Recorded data
------------------------------------------------

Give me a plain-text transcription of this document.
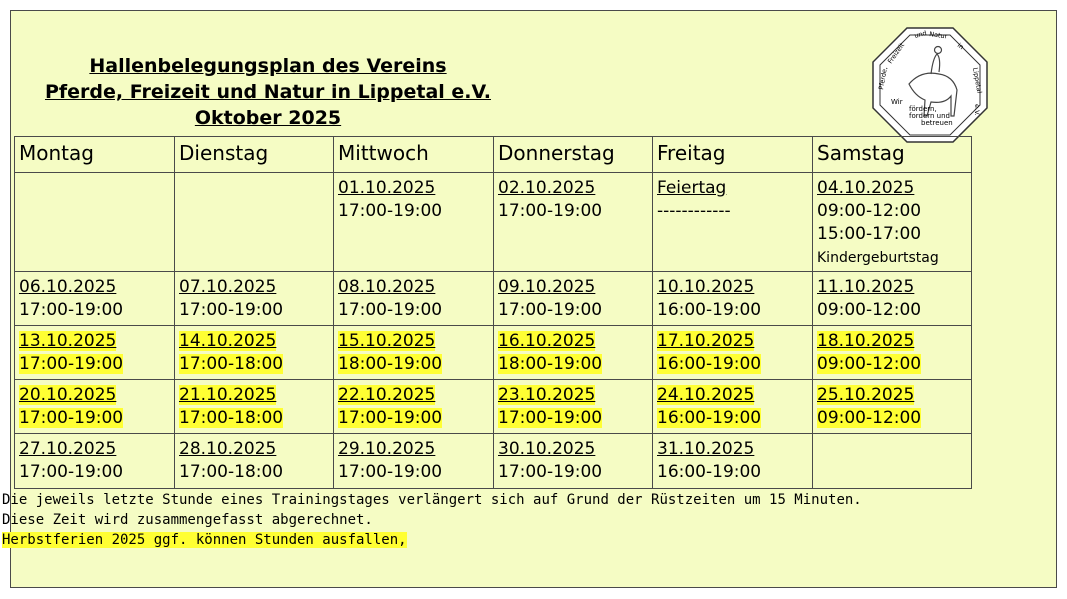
Hallenbelegungsplan des Vereins
Pferde, Freizeit und Natur in Lippetal e.V.
Oktober 2025
Pferde,
Freizeit
und Natur
in
Lippetal
e.V.
Wir
fördern,
fordern und
betreuen
Montag	Dienstag	Mittwoch	Donnerstag	Freitag	Samstag
		01.10.2025
17:00-19:00	02.10.2025
17:00-19:00	Feiertag
------------	04.10.2025
09:00-12:00
15:00-17:00
Kindergeburtstag
06.10.2025
17:00-19:00	07.10.2025
17:00-19:00	08.10.2025
17:00-19:00	09.10.2025
17:00-19:00	10.10.2025
16:00-19:00	11.10.2025
09:00-12:00
13.10.2025
17:00-19:00	14.10.2025
17:00-18:00	15.10.2025
18:00-19:00	16.10.2025
18:00-19:00	17.10.2025
16:00-19:00	18.10.2025
09:00-12:00
20.10.2025
17:00-19:00	21.10.2025
17:00-18:00	22.10.2025
17:00-19:00	23.10.2025
17:00-19:00	24.10.2025
16:00-19:00	25.10.2025
09:00-12:00
27.10.2025
17:00-19:00	28.10.2025
17:00-18:00	29.10.2025
17:00-19:00	30.10.2025
17:00-19:00	31.10.2025
16:00-19:00	
Die jeweils letzte Stunde eines Trainingstages verlängert sich auf Grund der Rüstzeiten um 15 Minuten.
Diese Zeit wird zusammengefasst abgerechnet.
Herbstferien 2025 ggf. können Stunden ausfallen,
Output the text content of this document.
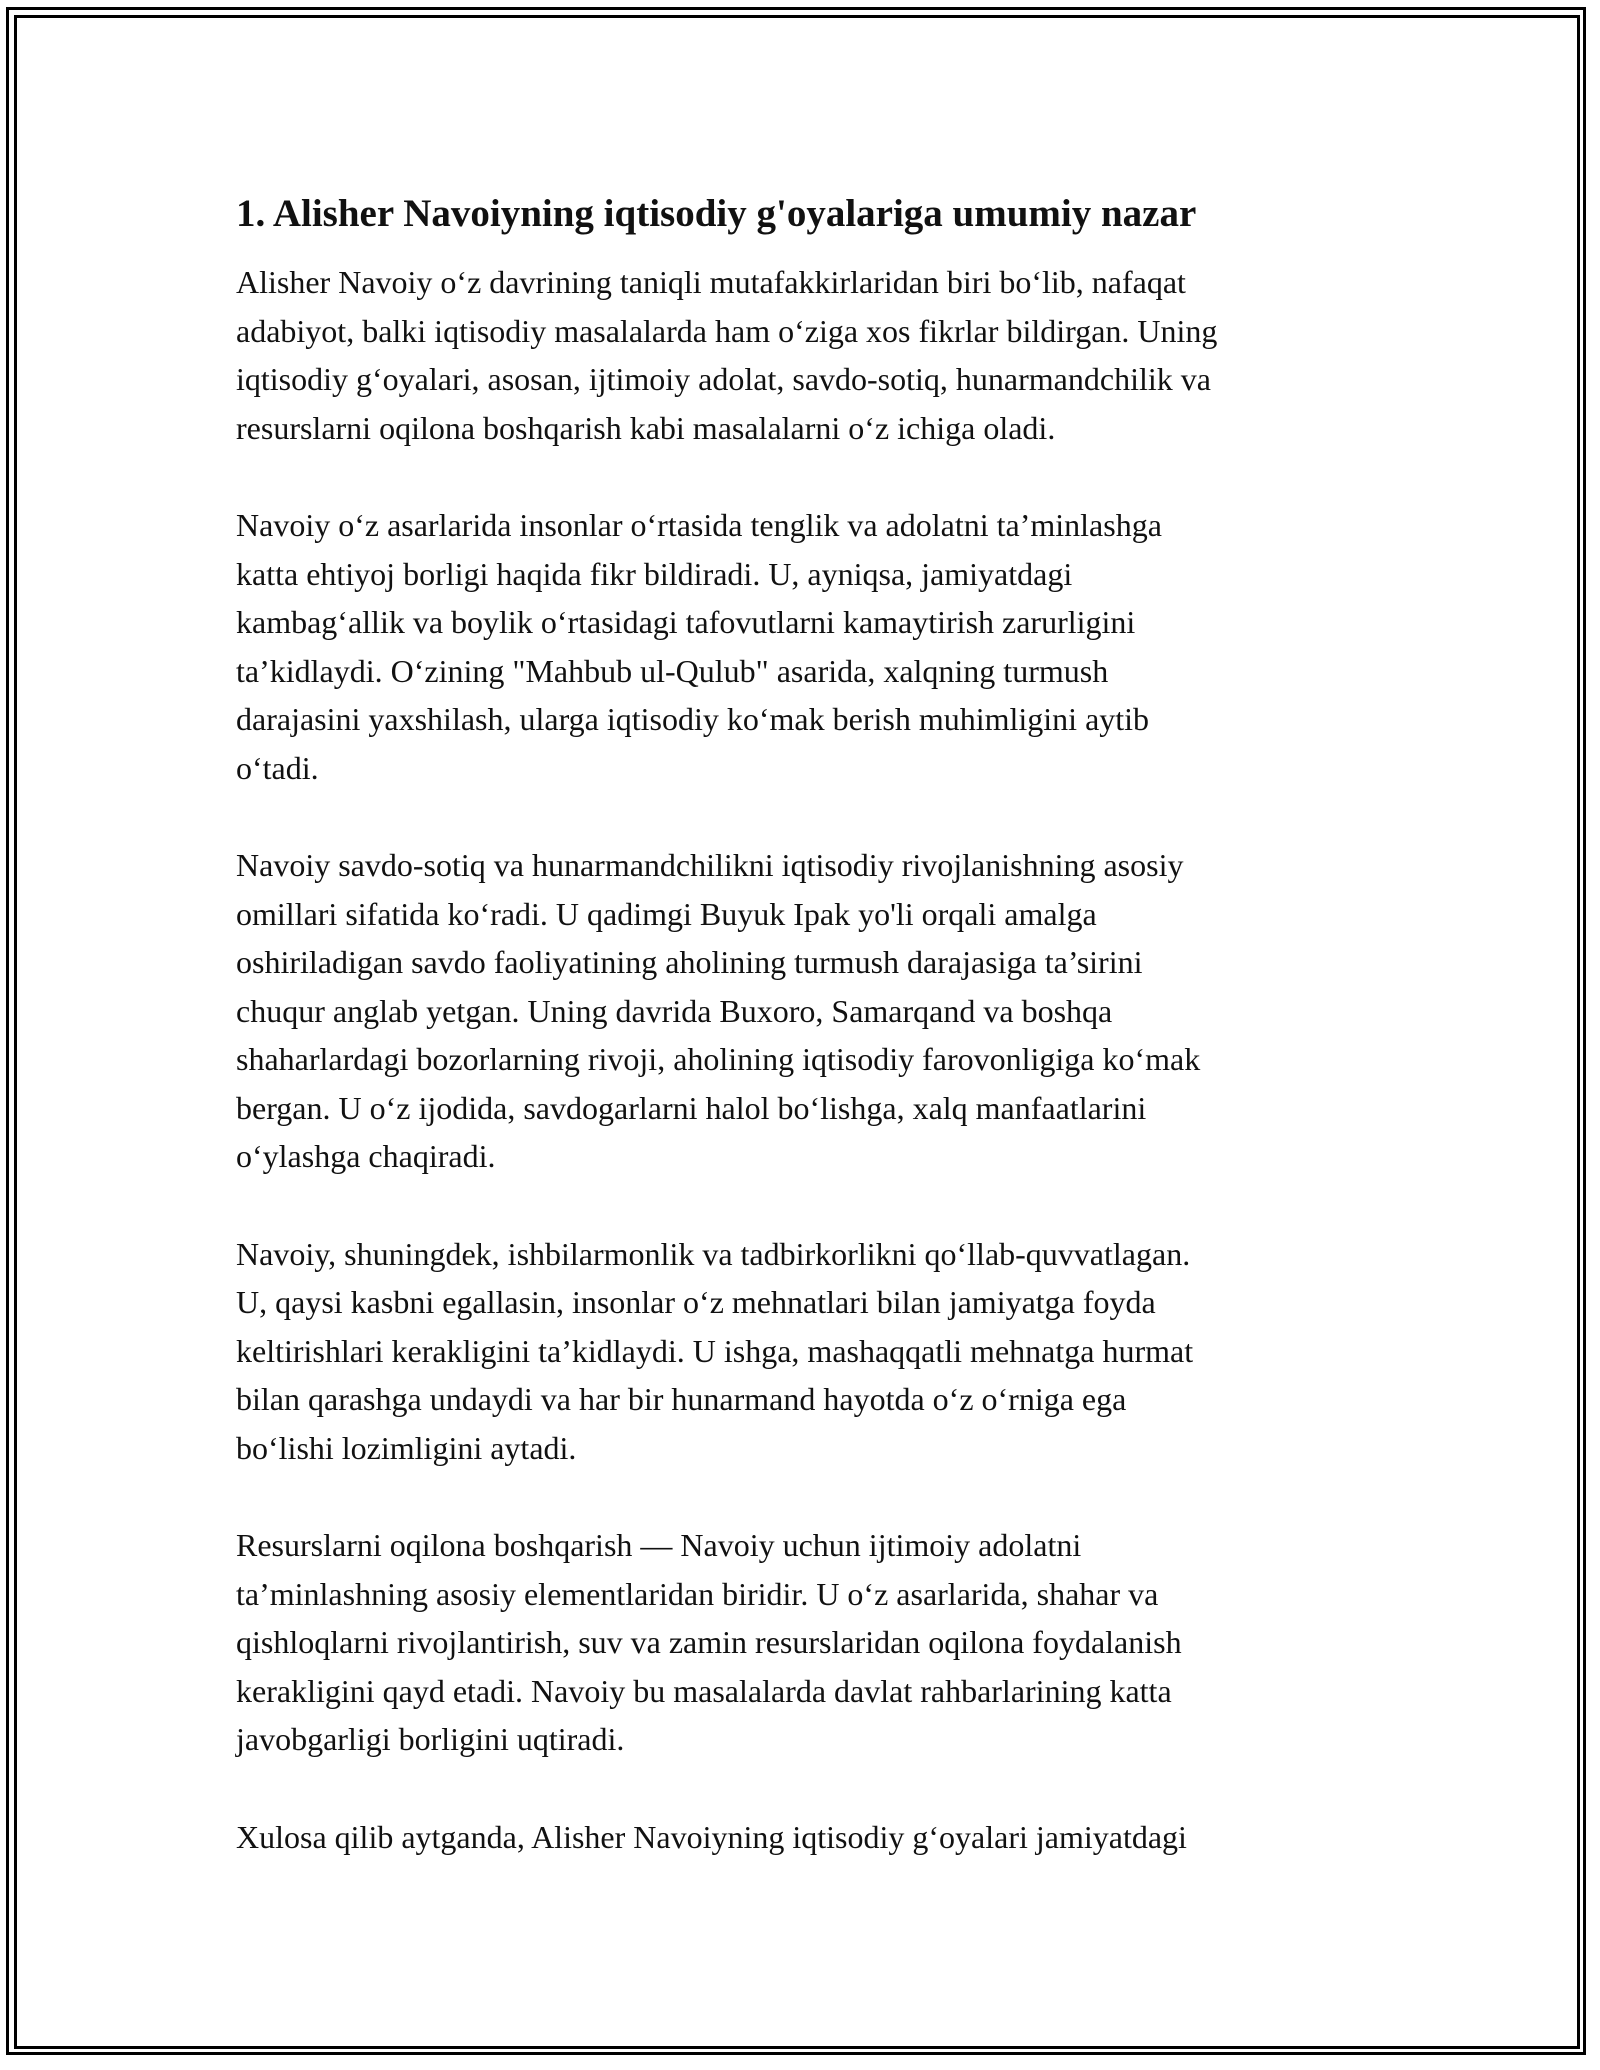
1. Alisher Navoiyning iqtisodiy g'oyalariga umumiy nazar
Alisher Navoiy o‘z davrining taniqli mutafakkirlaridan biri bo‘lib, nafaqat
adabiyot, balki iqtisodiy masalalarda ham o‘ziga xos fikrlar bildirgan. Uning
iqtisodiy g‘oyalari, asosan, ijtimoiy adolat, savdo-sotiq, hunarmandchilik va
resurslarni oqilona boshqarish kabi masalalarni o‘z ichiga oladi.
Navoiy o‘z asarlarida insonlar o‘rtasida tenglik va adolatni ta’minlashga
katta ehtiyoj borligi haqida fikr bildiradi. U, ayniqsa, jamiyatdagi
kambag‘allik va boylik o‘rtasidagi tafovutlarni kamaytirish zarurligini
ta’kidlaydi. O‘zining "Mahbub ul-Qulub" asarida, xalqning turmush
darajasini yaxshilash, ularga iqtisodiy ko‘mak berish muhimligini aytib
o‘tadi.
Navoiy savdo-sotiq va hunarmandchilikni iqtisodiy rivojlanishning asosiy
omillari sifatida ko‘radi. U qadimgi Buyuk Ipak yo'li orqali amalga
oshiriladigan savdo faoliyatining aholining turmush darajasiga ta’sirini
chuqur anglab yetgan. Uning davrida Buxoro, Samarqand va boshqa
shaharlardagi bozorlarning rivoji, aholining iqtisodiy farovonligiga ko‘mak
bergan. U o‘z ijodida, savdogarlarni halol bo‘lishga, xalq manfaatlarini
o‘ylashga chaqiradi.
Navoiy, shuningdek, ishbilarmonlik va tadbirkorlikni qo‘llab-quvvatlagan.
U, qaysi kasbni egallasin, insonlar o‘z mehnatlari bilan jamiyatga foyda
keltirishlari kerakligini ta’kidlaydi. U ishga, mashaqqatli mehnatga hurmat
bilan qarashga undaydi va har bir hunarmand hayotda o‘z o‘rniga ega
bo‘lishi lozimligini aytadi.
Resurslarni oqilona boshqarish — Navoiy uchun ijtimoiy adolatni
ta’minlashning asosiy elementlaridan biridir. U o‘z asarlarida, shahar va
qishloqlarni rivojlantirish, suv va zamin resurslaridan oqilona foydalanish
kerakligini qayd etadi. Navoiy bu masalalarda davlat rahbarlarining katta
javobgarligi borligini uqtiradi.
Xulosa qilib aytganda, Alisher Navoiyning iqtisodiy g‘oyalari jamiyatdagi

------------------------------------------------

List every line in the records above that contains the word "Lippetal".

→ **RESPONSE TO THE EXERCISE**:
Pferde, Freizeit und Natur in Lippetal e.V.
Lippetal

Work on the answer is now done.